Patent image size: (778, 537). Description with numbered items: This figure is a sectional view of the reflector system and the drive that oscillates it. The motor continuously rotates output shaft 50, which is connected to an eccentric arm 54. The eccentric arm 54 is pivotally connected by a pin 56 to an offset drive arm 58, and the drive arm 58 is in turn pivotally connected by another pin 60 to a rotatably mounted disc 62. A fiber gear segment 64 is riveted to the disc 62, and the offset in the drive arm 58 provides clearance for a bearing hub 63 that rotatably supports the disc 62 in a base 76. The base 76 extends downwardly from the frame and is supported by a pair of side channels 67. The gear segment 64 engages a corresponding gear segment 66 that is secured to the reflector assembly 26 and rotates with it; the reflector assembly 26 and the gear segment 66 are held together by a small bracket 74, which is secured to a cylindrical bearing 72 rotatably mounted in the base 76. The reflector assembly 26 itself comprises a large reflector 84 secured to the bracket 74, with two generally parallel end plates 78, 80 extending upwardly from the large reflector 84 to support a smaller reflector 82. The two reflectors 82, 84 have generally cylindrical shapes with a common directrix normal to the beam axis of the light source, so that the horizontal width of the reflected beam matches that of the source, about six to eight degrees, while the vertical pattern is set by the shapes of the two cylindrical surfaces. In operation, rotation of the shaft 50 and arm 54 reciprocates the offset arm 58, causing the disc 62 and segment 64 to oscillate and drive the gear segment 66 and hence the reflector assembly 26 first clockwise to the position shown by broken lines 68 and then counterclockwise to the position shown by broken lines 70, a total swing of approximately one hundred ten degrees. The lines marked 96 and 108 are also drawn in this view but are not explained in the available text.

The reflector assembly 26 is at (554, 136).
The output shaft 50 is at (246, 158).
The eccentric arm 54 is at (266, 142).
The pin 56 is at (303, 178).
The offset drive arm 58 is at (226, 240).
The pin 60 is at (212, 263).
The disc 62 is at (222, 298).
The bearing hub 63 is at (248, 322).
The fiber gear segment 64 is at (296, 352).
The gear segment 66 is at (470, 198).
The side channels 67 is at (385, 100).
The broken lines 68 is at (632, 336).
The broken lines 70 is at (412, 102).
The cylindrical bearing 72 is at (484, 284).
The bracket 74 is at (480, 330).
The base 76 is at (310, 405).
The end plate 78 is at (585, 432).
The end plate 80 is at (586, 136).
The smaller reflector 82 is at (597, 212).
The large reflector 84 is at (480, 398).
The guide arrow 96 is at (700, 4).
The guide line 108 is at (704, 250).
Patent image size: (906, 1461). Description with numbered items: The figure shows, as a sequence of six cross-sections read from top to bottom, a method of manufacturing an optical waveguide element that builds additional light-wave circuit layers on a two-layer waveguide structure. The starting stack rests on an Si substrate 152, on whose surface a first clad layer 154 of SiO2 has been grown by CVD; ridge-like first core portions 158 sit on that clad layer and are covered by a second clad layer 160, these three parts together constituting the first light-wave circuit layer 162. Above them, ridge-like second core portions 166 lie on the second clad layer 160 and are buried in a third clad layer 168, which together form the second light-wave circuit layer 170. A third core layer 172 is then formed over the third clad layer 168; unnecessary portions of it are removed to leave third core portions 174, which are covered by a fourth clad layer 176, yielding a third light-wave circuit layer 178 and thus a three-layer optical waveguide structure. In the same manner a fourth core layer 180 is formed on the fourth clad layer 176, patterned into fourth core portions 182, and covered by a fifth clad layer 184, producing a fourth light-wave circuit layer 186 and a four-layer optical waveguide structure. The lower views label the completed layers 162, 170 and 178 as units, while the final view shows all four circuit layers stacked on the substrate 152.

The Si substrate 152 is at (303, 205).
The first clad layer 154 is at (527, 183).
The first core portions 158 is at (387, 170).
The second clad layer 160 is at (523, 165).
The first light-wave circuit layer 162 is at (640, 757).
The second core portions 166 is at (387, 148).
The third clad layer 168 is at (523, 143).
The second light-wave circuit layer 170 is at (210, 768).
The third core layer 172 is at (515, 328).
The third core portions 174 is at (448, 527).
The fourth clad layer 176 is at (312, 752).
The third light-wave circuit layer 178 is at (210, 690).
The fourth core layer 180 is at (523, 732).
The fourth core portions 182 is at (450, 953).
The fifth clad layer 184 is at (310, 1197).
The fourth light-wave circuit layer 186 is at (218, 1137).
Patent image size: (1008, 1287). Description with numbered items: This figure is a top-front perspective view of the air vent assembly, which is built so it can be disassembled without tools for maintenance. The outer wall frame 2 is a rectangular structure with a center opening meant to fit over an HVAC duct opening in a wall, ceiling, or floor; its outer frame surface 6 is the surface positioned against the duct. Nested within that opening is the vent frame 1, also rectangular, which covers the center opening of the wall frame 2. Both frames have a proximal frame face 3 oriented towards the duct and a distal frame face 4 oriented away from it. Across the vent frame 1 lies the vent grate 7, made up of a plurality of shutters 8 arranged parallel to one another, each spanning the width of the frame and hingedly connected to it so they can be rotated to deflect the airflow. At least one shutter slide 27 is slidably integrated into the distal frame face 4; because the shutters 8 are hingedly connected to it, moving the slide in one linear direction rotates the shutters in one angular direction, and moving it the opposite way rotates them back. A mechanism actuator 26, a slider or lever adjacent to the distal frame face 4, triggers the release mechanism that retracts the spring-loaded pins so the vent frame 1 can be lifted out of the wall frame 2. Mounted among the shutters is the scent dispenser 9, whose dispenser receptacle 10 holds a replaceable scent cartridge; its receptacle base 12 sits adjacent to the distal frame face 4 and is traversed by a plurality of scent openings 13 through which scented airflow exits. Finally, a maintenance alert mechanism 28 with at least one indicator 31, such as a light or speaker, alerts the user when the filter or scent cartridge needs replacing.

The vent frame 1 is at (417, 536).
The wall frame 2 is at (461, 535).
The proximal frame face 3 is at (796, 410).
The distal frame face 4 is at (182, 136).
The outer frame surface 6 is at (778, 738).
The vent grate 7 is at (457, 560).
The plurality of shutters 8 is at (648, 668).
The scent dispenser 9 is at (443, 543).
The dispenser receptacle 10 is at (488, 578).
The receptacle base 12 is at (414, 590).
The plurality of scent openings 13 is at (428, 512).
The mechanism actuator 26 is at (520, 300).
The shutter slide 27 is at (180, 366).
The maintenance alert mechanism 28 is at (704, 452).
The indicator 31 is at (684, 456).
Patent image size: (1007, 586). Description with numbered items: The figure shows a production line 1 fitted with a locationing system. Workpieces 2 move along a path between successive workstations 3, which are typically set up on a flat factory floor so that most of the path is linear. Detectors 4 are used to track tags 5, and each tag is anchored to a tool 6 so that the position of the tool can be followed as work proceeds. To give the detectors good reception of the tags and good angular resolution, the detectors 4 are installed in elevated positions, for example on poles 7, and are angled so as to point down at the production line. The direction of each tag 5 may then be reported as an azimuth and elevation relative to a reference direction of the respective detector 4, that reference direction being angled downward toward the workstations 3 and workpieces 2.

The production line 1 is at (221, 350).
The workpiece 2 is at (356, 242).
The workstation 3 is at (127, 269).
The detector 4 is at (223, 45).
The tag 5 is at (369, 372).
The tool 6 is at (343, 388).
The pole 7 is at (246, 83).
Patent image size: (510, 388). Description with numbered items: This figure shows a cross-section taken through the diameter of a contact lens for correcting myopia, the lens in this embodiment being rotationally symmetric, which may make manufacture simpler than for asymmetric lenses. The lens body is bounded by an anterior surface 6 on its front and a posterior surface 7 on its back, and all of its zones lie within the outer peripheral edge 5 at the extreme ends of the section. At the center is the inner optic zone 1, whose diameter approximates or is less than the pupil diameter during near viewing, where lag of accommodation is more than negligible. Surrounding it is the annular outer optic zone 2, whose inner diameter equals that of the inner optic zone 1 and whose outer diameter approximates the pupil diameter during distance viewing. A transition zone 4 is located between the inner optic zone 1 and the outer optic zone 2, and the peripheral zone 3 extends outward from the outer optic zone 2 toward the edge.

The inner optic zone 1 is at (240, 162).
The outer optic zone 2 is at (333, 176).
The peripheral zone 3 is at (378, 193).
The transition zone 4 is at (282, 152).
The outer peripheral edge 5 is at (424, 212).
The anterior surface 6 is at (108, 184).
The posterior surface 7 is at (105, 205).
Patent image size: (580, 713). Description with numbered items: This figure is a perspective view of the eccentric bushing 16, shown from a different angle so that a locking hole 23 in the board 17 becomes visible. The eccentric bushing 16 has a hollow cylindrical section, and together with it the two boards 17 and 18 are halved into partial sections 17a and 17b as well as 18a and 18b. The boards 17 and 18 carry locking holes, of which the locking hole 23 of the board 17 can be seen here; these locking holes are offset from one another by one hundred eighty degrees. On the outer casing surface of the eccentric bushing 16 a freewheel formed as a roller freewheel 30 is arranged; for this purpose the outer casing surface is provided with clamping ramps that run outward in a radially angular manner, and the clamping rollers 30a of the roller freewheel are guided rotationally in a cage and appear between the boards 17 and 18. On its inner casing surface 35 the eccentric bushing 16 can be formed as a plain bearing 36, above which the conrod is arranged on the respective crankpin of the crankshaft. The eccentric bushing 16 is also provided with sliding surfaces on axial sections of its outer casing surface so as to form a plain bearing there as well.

--------------------------------

INSTRUCTIONS TO FOLLOW: Reproduce verbatim the records running from the line containing "Patent image size: (1007, 586)." through the line containing "The pole 7 is at (246, 83).", inclusive of both.

OUTPUT OF THE EXERCISE:
Patent image size: (1007, 586). Description with numbered items: The figure shows a production line 1 fitted with a locationing system. Workpieces 2 move along a path between successive workstations 3, which are typically set up on a flat factory floor so that most of the path is linear. Detectors 4 are used to track tags 5, and each tag is anchored to a tool 6 so that the position of the tool can be followed as work proceeds. To give the detectors good reception of the tags and good angular resolution, the detectors 4 are installed in elevated positions, for example on poles 7, and are angled so as to point down at the production line. The direction of each tag 5 may then be reported as an azimuth and elevation relative to a reference direction of the respective detector 4, that reference direction being angled downward toward the workstations 3 and workpieces 2.

The production line 1 is at (221, 350).
The workpiece 2 is at (356, 242).
The workstation 3 is at (127, 269).
The detector 4 is at (223, 45).
The tag 5 is at (369, 372).
The tool 6 is at (343, 388).
The pole 7 is at (246, 83).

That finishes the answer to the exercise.